§ Written request: Each entry needs to be restated exactly as written.

§ Data provided:
§
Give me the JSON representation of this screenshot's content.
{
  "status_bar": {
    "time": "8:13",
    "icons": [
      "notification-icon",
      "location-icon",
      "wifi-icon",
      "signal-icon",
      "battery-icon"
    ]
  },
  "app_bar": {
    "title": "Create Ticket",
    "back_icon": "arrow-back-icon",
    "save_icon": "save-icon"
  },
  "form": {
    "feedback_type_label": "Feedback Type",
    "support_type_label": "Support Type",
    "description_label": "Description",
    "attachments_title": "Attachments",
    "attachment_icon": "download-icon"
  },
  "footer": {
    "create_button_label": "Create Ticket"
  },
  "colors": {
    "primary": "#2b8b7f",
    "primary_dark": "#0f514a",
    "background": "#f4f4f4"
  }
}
§
§ Solution to this exercise:
Give me the JSON representation of this screenshot's content.
{
  "status_bar": {
    "time": "8:13",
    "icons": [
      "notification-icon",
      "location-icon",
      "wifi-icon",
      "signal-icon",
      "battery-icon"
    ]
  },
  "app_bar": {
    "title": "Create Ticket",
    "back_icon": "arrow-back-icon",
    "save_icon": "save-icon"
  },
  "form": {
    "feedback_type_label": "Feedback Type",
    "support_type_label": "Support Type",
    "description_label": "Description",
    "attachments_title": "Attachments",
    "attachment_icon": "download-icon"
  },
  "footer": {
    "create_button_label": "Create Ticket"
  },
  "colors": {
    "primary": "#2b8b7f",
    "primary_dark": "#0f514a",
    "background": "#f4f4f4"
  }
}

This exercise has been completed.